**ITEMS**
<<<<

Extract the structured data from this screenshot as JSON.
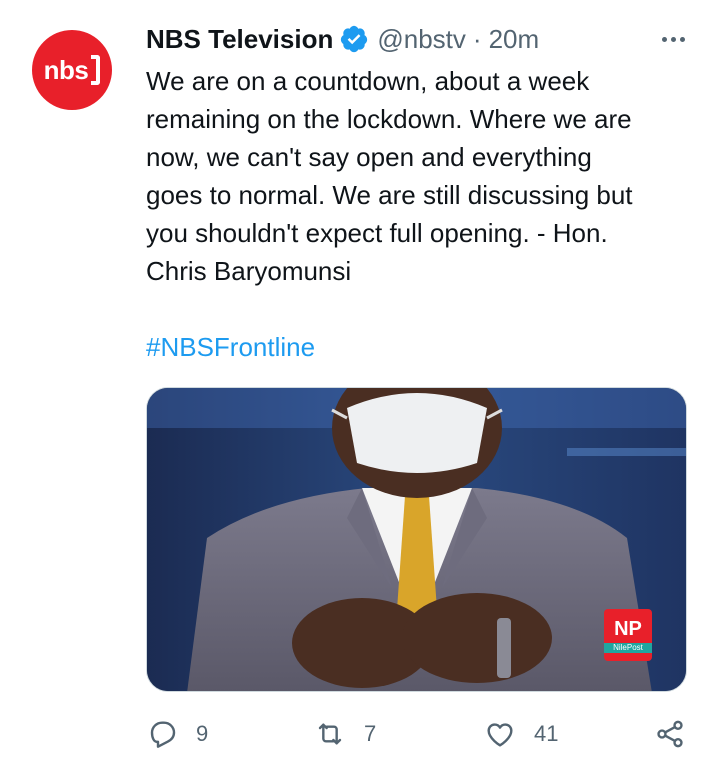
{
  "author": {
    "display_name": "NBS Television",
    "handle": "@nbstv",
    "separator": "·",
    "time": "20m",
    "avatar_text": "nbs",
    "verified": true
  },
  "tweet": {
    "text": "We are on a countdown, about a week\nremaining on the lockdown. Where we are\nnow, we can't say open and everything\ngoes to normal. We are still discussing but\nyou shouldn't expect full opening. - Hon.\nChris Baryomunsi",
    "hashtag": "#NBSFrontline"
  },
  "media": {
    "watermark": "NP",
    "watermark_brand": "NilePost"
  },
  "actions": {
    "reply_count": "9",
    "retweet_count": "7",
    "like_count": "41"
  },
  "colors": {
    "accent": "#1d9bf0",
    "brand": "#e8202a",
    "muted": "#536471"
  }
}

>>>>

**EXERCISE BRIEF**
Excluding the pictures, reproduce every entry exactly as given.

**WRITTEN ANSWER**
Extract the structured data from this screenshot as JSON.
{
  "author": {
    "display_name": "NBS Television",
    "handle": "@nbstv",
    "separator": "·",
    "time": "20m",
    "avatar_text": "nbs",
    "verified": true
  },
  "tweet": {
    "text": "We are on a countdown, about a week\nremaining on the lockdown. Where we are\nnow, we can't say open and everything\ngoes to normal. We are still discussing but\nyou shouldn't expect full opening. - Hon.\nChris Baryomunsi",
    "hashtag": "#NBSFrontline"
  },
  "media": {
    "watermark": "NP",
    "watermark_brand": "NilePost"
  },
  "actions": {
    "reply_count": "9",
    "retweet_count": "7",
    "like_count": "41"
  },
  "colors": {
    "accent": "#1d9bf0",
    "brand": "#e8202a",
    "muted": "#536471"
  }
}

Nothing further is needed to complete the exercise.